RECORDS TO USE:
+---+
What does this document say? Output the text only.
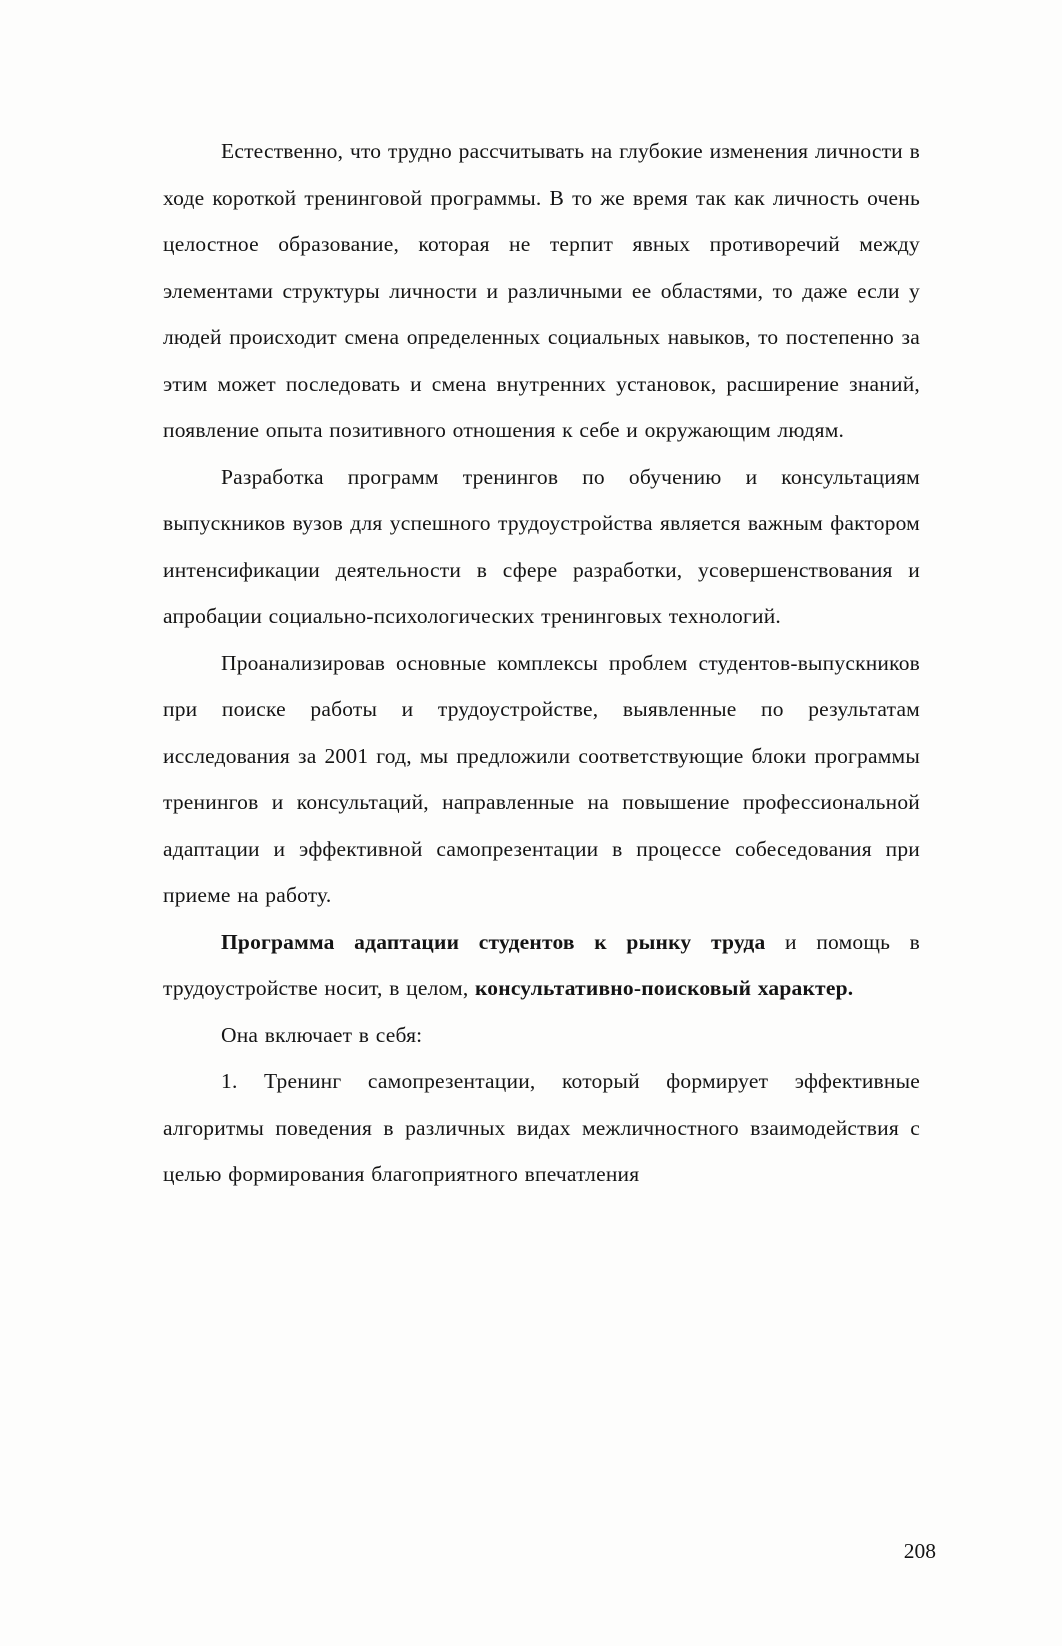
Естественно, что трудно рассчитывать на глубокие изменения личности в ходе короткой тренинговой программы. В то же время так как личность очень целостное образование, которая не терпит явных противоречий между элементами структуры личности и различными ее областями, то даже если у людей происходит смена определенных социальных навыков, то постепенно за этим может последовать и смена внутренних установок, расширение знаний, появление опыта позитивного отношения к себе и окружающим людям.

Разработка программ тренингов по обучению и консультациям выпускников вузов для успешного трудоустройства является важным фактором интенсификации деятельности в сфере разработки, усовершенствования и апробации социально-психологических тренинговых технологий.

Проанализировав основные комплексы проблем студентов-выпускников при поиске работы и трудоустройстве, выявленные по результатам исследования за 2001 год, мы предложили соответствующие блоки программы тренингов и консультаций, направленные на повышение профессиональной адаптации и эффективной самопрезентации в процессе собеседования при приеме на работу.

Программа адаптации студентов к рынку труда и помощь в трудоустройстве носит, в целом, консультативно-поисковый характер.

Она включает в себя:

1. Тренинг самопрезентации, который формирует эффективные алгоритмы поведения в различных видах межличностного взаимодействия с целью формирования благоприятного впечатления

208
+---+
YOUR OBJECTIVE: Reproduce every record word for word. The copy must contain no pictures.

SOLVED EXERCISE:
What does this document say? Output the text only.
Естественно, что трудно рассчитывать на глубокие изменения личности в ходе короткой тренинговой программы. В то же время так как личность очень целостное образование, которая не терпит явных противоречий между элементами структуры личности и различными ее областями, то даже если у людей происходит смена определенных социальных навыков, то постепенно за этим может последовать и смена внутренних установок, расширение знаний, появление опыта позитивного отношения к себе и окружающим людям.

Разработка программ тренингов по обучению и консультациям выпускников вузов для успешного трудоустройства является важным фактором интенсификации деятельности в сфере разработки, усовершенствования и апробации социально-психологических тренинговых технологий.

Проанализировав основные комплексы проблем студентов-выпускников при поиске работы и трудоустройстве, выявленные по результатам исследования за 2001 год, мы предложили соответствующие блоки программы тренингов и консультаций, направленные на повышение профессиональной адаптации и эффективной самопрезентации в процессе собеседования при приеме на работу.

Программа адаптации студентов к рынку труда и помощь в трудоустройстве носит, в целом, консультативно-поисковый характер.

Она включает в себя:

1. Тренинг самопрезентации, который формирует эффективные алгоритмы поведения в различных видах межличностного взаимодействия с целью формирования благоприятного впечатления

208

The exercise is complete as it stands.